### The problem
The entries that follow should be written out exactly.

Saved entries:
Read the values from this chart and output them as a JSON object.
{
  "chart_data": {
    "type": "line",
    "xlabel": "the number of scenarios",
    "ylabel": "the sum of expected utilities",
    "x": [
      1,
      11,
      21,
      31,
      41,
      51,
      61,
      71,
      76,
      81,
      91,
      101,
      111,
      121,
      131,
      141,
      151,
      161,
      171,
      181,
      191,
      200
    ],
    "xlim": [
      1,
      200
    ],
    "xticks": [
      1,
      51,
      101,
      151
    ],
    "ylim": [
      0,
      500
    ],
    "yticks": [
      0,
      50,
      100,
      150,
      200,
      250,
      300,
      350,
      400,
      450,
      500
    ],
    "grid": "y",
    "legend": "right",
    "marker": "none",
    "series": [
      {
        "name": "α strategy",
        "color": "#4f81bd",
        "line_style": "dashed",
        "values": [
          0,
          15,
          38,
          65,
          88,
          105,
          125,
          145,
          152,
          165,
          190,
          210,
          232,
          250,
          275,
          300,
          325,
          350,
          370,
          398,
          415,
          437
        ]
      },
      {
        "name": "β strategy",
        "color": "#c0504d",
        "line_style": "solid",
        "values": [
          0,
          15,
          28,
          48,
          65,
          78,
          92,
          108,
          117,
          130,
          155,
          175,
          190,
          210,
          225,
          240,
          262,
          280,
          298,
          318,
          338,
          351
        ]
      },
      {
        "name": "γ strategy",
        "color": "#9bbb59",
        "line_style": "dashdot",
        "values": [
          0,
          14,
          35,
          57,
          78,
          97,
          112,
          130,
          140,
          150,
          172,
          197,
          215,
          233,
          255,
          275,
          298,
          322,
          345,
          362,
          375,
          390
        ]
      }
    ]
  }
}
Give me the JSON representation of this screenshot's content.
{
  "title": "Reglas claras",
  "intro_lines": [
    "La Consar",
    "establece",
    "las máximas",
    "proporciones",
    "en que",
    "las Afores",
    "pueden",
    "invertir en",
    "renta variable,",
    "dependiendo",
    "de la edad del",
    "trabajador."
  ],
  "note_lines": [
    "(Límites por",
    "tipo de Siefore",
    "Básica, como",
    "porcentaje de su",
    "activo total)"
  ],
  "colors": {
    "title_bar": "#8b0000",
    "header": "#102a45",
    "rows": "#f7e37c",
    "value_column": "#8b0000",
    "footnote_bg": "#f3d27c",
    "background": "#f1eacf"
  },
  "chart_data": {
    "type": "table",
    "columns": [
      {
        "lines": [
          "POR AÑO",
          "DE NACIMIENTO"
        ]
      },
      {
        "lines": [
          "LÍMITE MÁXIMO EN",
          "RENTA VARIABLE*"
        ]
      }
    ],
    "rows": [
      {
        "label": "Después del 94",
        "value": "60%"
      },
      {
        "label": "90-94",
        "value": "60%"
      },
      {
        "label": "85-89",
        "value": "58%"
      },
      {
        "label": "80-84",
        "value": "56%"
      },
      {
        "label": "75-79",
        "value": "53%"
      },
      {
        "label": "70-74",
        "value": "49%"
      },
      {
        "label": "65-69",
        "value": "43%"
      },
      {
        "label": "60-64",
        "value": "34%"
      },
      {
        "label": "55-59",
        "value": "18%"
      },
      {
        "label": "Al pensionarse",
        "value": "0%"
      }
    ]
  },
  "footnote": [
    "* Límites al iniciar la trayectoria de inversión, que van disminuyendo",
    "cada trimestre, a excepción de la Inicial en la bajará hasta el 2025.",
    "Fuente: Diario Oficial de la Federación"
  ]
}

### Final result
Read the values from this chart and output them as a JSON object.
{
  "chart_data": {
    "type": "line",
    "xlabel": "the number of scenarios",
    "ylabel": "the sum of expected utilities",
    "x": [
      1,
      11,
      21,
      31,
      41,
      51,
      61,
      71,
      76,
      81,
      91,
      101,
      111,
      121,
      131,
      141,
      151,
      161,
      171,
      181,
      191,
      200
    ],
    "xlim": [
      1,
      200
    ],
    "xticks": [
      1,
      51,
      101,
      151
    ],
    "ylim": [
      0,
      500
    ],
    "yticks": [
      0,
      50,
      100,
      150,
      200,
      250,
      300,
      350,
      400,
      450,
      500
    ],
    "grid": "y",
    "legend": "right",
    "marker": "none",
    "series": [
      {
        "name": "α strategy",
        "color": "#4f81bd",
        "line_style": "dashed",
        "values": [
          0,
          15,
          38,
          65,
          88,
          105,
          125,
          145,
          152,
          165,
          190,
          210,
          232,
          250,
          275,
          300,
          325,
          350,
          370,
          398,
          415,
          437
        ]
      },
      {
        "name": "β strategy",
        "color": "#c0504d",
        "line_style": "solid",
        "values": [
          0,
          15,
          28,
          48,
          65,
          78,
          92,
          108,
          117,
          130,
          155,
          175,
          190,
          210,
          225,
          240,
          262,
          280,
          298,
          318,
          338,
          351
        ]
      },
      {
        "name": "γ strategy",
        "color": "#9bbb59",
        "line_style": "dashdot",
        "values": [
          0,
          14,
          35,
          57,
          78,
          97,
          112,
          130,
          140,
          150,
          172,
          197,
          215,
          233,
          255,
          275,
          298,
          322,
          345,
          362,
          375,
          390
        ]
      }
    ]
  }
}
Give me the JSON representation of this screenshot's content.
{
  "title": "Reglas claras",
  "intro_lines": [
    "La Consar",
    "establece",
    "las máximas",
    "proporciones",
    "en que",
    "las Afores",
    "pueden",
    "invertir en",
    "renta variable,",
    "dependiendo",
    "de la edad del",
    "trabajador."
  ],
  "note_lines": [
    "(Límites por",
    "tipo de Siefore",
    "Básica, como",
    "porcentaje de su",
    "activo total)"
  ],
  "colors": {
    "title_bar": "#8b0000",
    "header": "#102a45",
    "rows": "#f7e37c",
    "value_column": "#8b0000",
    "footnote_bg": "#f3d27c",
    "background": "#f1eacf"
  },
  "chart_data": {
    "type": "table",
    "columns": [
      {
        "lines": [
          "POR AÑO",
          "DE NACIMIENTO"
        ]
      },
      {
        "lines": [
          "LÍMITE MÁXIMO EN",
          "RENTA VARIABLE*"
        ]
      }
    ],
    "rows": [
      {
        "label": "Después del 94",
        "value": "60%"
      },
      {
        "label": "90-94",
        "value": "60%"
      },
      {
        "label": "85-89",
        "value": "58%"
      },
      {
        "label": "80-84",
        "value": "56%"
      },
      {
        "label": "75-79",
        "value": "53%"
      },
      {
        "label": "70-74",
        "value": "49%"
      },
      {
        "label": "65-69",
        "value": "43%"
      },
      {
        "label": "60-64",
        "value": "34%"
      },
      {
        "label": "55-59",
        "value": "18%"
      },
      {
        "label": "Al pensionarse",
        "value": "0%"
      }
    ]
  },
  "footnote": [
    "* Límites al iniciar la trayectoria de inversión, que van disminuyendo",
    "cada trimestre, a excepción de la Inicial en la bajará hasta el 2025.",
    "Fuente: Diario Oficial de la Federación"
  ]
}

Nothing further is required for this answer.